── The input

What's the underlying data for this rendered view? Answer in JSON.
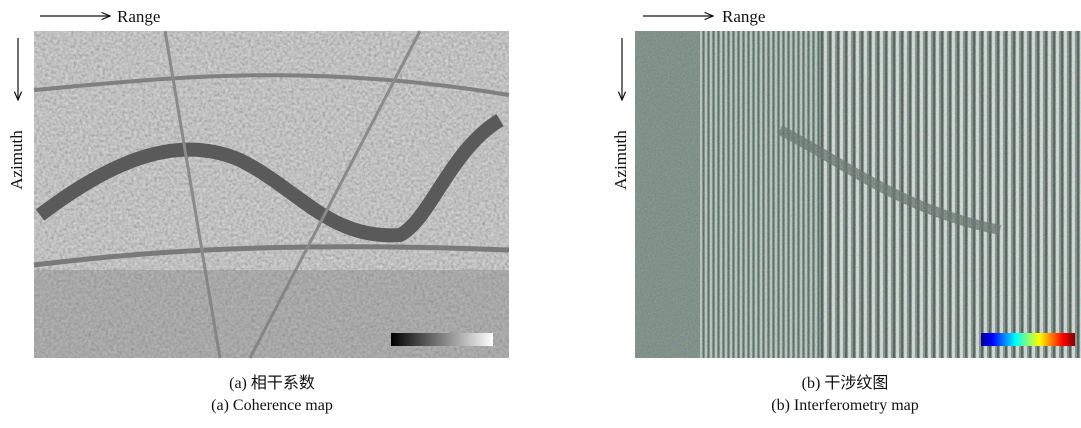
{
  "panels": [
    {
      "range_label": "Range",
      "azimuth_label": "Azimuth",
      "caption_cn": "(a) 相干系数",
      "caption_en": "(a) Coherence map"
    },
    {
      "range_label": "Range",
      "azimuth_label": "Azimuth",
      "caption_cn": "(b) 干涉纹图",
      "caption_en": "(b) Interferometry map"
    }
  ]
}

────

The task: Make an exact copy of every record, pictures excluded.

Task answer:
What's the underlying data for this rendered view? Answer in JSON.
{
  "panels": [
    {
      "range_label": "Range",
      "azimuth_label": "Azimuth",
      "caption_cn": "(a) 相干系数",
      "caption_en": "(a) Coherence map"
    },
    {
      "range_label": "Range",
      "azimuth_label": "Azimuth",
      "caption_cn": "(b) 干涉纹图",
      "caption_en": "(b) Interferometry map"
    }
  ]
}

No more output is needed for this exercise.